— To do —
Copy out the Optimal_Clusters_Medoids usage text below word for word, from start to finish.

— Extract —
^^^^^^^^^^^^^^^^
Usage
Optimal_Clusters_Medoids(data, max_clusters, distance_metric, criterion = "dissimilarity", clara_samples = 0, clara_sample_size = 0, minkowski_p = 1, swap_phase = TRUE, threads = 1, verbose = FALSE, plot_clusters = TRUE, seed = 1)
Arguments
data
matrix or data.frame. If both clara_samples and clara_sample_size equal 0, then the data parameter can be also a dissimilarity matrix, where the main diagonal equals 0.0 and the number of rows equals the number of columns
max_clusters
the maximum number of clusters
distance_metric
a string specifying the distance method. One of, euclidean, manhattan, chebyshev, canberra, braycurtis, pearson_correlation, simple_matching_coefficient, minkowski, hamming, jaccard_coefficient, Rao_coefficient, mahalanobis
criterion
one of 'dissimilarity' or 'silhouette'
clara_samples
number of samples to draw from the data set in case of clustering large applications (clara)
clara_sample_size
fraction of data to draw in each sample iteration in case of clustering large applications (clara). It should be a float number greater than 0.0 and less or equal to 1.0
minkowski_p
a numeric value specifying the minkowski parameter in case that distance_metric = "minkowski"
swap_phase
either TRUE or FALSE. If TRUE then both phases ('build' and 'swap') will take place. The 'swap_phase' is considered more computationally intensive.
threads
an integer specifying the number of cores to run in parallel. Openmp will be utilized to parallelize the number of sample draws
verbose
either TRUE or FALSE, indicating whether progress is printed during clustering
plot_clusters
TRUE or FALSE, indicating whether the iterative results should be plotted. See the details section for more information
seed
integer value for random number generator (RNG)
^^^^^^^^^^^^^^^^
— Information provided —
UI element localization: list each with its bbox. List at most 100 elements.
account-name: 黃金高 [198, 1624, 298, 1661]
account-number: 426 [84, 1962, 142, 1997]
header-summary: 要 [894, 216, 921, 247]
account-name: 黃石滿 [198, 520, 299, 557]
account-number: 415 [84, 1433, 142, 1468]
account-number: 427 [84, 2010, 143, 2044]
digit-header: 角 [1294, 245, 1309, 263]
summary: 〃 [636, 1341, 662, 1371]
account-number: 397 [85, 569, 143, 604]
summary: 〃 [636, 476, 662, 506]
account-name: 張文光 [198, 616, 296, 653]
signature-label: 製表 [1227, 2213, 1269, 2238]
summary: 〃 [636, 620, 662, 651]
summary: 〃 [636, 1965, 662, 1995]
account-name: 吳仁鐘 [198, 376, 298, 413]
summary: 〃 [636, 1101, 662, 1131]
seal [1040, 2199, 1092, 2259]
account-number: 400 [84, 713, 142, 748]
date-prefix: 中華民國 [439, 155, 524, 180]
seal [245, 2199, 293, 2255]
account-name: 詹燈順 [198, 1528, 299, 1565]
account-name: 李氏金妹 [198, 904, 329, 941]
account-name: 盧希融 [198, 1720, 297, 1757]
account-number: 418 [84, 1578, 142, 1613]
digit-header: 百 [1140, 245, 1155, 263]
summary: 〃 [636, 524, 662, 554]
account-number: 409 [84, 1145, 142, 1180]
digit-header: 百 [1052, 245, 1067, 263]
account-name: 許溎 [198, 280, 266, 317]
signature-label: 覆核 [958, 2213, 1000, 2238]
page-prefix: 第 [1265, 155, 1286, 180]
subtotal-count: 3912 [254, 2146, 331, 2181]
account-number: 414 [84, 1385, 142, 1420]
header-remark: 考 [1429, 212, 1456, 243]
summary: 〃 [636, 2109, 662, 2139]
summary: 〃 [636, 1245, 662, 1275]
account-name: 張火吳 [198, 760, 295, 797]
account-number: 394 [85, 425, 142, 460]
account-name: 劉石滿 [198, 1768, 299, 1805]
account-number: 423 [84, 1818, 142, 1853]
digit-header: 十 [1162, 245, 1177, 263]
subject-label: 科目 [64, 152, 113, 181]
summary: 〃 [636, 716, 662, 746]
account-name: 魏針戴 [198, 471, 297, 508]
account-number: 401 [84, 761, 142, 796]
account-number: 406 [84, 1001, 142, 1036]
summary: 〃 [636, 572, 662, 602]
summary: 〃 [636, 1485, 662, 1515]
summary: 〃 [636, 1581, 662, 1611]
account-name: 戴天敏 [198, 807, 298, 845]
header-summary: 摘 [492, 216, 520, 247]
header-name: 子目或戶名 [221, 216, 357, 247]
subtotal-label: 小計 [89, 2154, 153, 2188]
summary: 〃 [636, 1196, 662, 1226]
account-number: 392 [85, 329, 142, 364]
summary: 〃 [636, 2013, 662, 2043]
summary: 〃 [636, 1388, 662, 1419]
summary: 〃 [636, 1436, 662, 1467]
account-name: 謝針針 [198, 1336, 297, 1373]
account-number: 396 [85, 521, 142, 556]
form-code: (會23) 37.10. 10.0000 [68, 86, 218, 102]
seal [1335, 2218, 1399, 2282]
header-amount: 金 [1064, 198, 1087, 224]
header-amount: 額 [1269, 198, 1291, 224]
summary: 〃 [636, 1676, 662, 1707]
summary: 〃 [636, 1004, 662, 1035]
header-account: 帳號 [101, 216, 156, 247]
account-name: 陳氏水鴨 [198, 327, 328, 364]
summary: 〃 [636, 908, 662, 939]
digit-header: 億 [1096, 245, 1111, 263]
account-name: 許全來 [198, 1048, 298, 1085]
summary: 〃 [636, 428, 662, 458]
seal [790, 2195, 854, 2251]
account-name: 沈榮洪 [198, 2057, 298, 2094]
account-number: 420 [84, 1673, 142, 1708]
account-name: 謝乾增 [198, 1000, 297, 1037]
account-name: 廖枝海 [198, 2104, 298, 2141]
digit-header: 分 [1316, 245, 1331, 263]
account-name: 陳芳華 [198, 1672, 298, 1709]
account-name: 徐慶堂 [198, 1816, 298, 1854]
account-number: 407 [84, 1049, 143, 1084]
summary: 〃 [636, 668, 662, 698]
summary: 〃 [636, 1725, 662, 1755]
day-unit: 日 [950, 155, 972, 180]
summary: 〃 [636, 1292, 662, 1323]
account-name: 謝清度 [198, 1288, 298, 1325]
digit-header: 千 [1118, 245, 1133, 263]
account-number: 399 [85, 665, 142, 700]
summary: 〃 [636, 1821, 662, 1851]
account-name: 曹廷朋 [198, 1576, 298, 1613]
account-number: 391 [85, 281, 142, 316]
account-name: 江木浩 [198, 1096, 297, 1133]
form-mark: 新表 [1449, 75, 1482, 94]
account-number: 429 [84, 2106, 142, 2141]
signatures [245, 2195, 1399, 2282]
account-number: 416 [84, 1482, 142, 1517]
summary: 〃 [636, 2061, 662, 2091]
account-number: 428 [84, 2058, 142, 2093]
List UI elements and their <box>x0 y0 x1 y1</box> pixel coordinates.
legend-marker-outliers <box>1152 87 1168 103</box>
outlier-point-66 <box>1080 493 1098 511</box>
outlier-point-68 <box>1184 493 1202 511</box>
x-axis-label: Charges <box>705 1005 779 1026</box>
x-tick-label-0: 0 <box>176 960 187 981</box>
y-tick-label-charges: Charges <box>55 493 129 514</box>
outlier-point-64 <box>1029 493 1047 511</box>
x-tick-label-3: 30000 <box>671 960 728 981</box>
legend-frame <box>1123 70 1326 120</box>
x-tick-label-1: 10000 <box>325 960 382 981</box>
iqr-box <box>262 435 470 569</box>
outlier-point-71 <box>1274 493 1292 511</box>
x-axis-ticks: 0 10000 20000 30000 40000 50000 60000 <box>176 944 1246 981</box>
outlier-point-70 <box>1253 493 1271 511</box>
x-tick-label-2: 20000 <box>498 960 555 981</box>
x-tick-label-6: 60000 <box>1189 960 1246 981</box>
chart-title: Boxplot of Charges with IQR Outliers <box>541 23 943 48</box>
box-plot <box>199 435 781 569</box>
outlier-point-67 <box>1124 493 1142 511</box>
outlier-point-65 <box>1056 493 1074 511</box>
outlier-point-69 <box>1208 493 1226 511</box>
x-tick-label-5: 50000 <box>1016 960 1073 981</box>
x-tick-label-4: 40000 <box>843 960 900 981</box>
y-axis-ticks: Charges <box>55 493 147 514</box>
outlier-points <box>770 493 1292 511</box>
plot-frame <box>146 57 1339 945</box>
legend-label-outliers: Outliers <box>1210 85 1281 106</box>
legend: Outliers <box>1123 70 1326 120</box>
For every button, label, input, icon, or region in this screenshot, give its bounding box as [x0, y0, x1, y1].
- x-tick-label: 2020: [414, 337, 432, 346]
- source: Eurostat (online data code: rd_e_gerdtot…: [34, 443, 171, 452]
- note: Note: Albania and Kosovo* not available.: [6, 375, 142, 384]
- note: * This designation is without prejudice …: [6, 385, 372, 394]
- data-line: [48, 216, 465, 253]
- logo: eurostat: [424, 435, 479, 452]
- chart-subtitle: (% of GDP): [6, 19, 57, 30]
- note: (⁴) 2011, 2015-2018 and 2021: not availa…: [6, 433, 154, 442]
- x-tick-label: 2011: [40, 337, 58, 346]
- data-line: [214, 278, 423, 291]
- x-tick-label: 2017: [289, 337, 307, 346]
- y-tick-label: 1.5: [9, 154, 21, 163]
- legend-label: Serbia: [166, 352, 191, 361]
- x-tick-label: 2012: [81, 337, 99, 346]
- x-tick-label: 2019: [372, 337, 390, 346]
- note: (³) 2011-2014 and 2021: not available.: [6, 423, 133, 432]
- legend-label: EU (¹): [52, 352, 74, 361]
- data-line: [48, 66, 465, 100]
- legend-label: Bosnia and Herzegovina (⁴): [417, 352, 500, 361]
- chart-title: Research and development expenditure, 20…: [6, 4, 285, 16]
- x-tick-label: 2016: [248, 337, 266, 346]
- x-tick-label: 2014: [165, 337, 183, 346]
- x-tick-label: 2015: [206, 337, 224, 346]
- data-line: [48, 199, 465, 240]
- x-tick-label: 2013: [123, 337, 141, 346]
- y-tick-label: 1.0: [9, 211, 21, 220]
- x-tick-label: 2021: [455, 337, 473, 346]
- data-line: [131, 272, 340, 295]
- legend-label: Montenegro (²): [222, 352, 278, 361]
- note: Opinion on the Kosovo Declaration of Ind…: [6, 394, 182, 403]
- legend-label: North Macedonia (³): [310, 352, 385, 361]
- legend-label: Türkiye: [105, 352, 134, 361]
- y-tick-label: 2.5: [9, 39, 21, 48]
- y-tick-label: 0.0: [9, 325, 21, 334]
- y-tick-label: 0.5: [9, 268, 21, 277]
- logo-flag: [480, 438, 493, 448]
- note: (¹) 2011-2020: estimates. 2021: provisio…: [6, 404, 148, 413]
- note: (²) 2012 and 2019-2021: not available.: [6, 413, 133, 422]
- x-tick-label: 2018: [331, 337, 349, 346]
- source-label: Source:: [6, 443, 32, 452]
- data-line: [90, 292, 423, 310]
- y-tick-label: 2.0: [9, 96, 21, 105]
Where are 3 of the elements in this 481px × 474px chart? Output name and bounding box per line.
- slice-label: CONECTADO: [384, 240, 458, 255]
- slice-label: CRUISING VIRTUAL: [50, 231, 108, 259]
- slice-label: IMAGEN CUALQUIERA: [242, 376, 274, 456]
^^^^^^^^^^^^^^^^
— Written answer —
Usage
Optimal_Clusters_Medoids(data, max_clusters, distance_metric, criterion = "dissimilarity", clara_samples = 0, clara_sample_size = 0, minkowski_p = 1, swap_phase = TRUE, threads = 1, verbose = FALSE, plot_clusters = TRUE, seed = 1)
Arguments
data
matrix or data.frame. If both clara_samples and clara_sample_size equal 0, then the data parameter can be also a dissimilarity matrix, where the main diagonal equals 0.0 and the number of rows equals the number of columns
max_clusters
the maximum number of clusters
distance_metric
a string specifying the distance method. One of, euclidean, manhattan, chebyshev, canberra, braycurtis, pearson_correlation, simple_matching_coefficient, minkowski, hamming, jaccard_coefficient, Rao_coefficient, mahalanobis
criterion
one of 'dissimilarity' or 'silhouette'
clara_samples
number of samples to draw from the data set in case of clustering large applications (clara)
clara_sample_size
fraction of data to draw in each sample iteration in case of clustering large applications (clara). It should be a float number greater than 0.0 and less or equal to 1.0
minkowski_p
a numeric value specifying the minkowski parameter in case that distance_metric = "minkowski"
swap_phase
either TRUE or FALSE. If TRUE then both phases ('build' and 'swap') will take place. The 'swap_phase' is considered more computationally intensive.
threads
an integer specifying the number of cores to run in parallel. Openmp will be utilized to parallelize the number of sample draws
verbose
either TRUE or FALSE, indicating whether progress is printed during clustering
plot_clusters
TRUE or FALSE, indicating whether the iterative results should be plotted. See the details section for more information
seed
integer value for random number generator (RNG)